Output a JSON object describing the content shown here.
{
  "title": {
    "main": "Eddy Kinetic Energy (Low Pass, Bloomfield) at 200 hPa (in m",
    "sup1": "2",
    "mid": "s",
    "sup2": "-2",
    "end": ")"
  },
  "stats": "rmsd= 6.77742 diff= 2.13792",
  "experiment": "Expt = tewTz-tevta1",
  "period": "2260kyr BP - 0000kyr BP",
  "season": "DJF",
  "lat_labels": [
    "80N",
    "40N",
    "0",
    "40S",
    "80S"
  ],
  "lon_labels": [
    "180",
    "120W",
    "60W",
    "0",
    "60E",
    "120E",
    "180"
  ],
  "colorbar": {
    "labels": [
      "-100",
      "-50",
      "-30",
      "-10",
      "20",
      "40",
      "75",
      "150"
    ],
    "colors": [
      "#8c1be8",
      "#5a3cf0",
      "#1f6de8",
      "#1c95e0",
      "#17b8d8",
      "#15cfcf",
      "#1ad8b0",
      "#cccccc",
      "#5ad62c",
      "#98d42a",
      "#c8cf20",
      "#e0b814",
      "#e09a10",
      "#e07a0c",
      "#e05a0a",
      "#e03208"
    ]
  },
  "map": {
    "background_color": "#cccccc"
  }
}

○ ○ ○ ○

* OBJECTIVE
Extract the complete listing verbatim.

* RESPONSE
Output a JSON object describing the content shown here.
{
  "title": {
    "main": "Eddy Kinetic Energy (Low Pass, Bloomfield) at 200 hPa (in m",
    "sup1": "2",
    "mid": "s",
    "sup2": "-2",
    "end": ")"
  },
  "stats": "rmsd= 6.77742 diff= 2.13792",
  "experiment": "Expt = tewTz-tevta1",
  "period": "2260kyr BP - 0000kyr BP",
  "season": "DJF",
  "lat_labels": [
    "80N",
    "40N",
    "0",
    "40S",
    "80S"
  ],
  "lon_labels": [
    "180",
    "120W",
    "60W",
    "0",
    "60E",
    "120E",
    "180"
  ],
  "colorbar": {
    "labels": [
      "-100",
      "-50",
      "-30",
      "-10",
      "20",
      "40",
      "75",
      "150"
    ],
    "colors": [
      "#8c1be8",
      "#5a3cf0",
      "#1f6de8",
      "#1c95e0",
      "#17b8d8",
      "#15cfcf",
      "#1ad8b0",
      "#cccccc",
      "#5ad62c",
      "#98d42a",
      "#c8cf20",
      "#e0b814",
      "#e09a10",
      "#e07a0c",
      "#e05a0a",
      "#e03208"
    ]
  },
  "map": {
    "background_color": "#cccccc"
  }
}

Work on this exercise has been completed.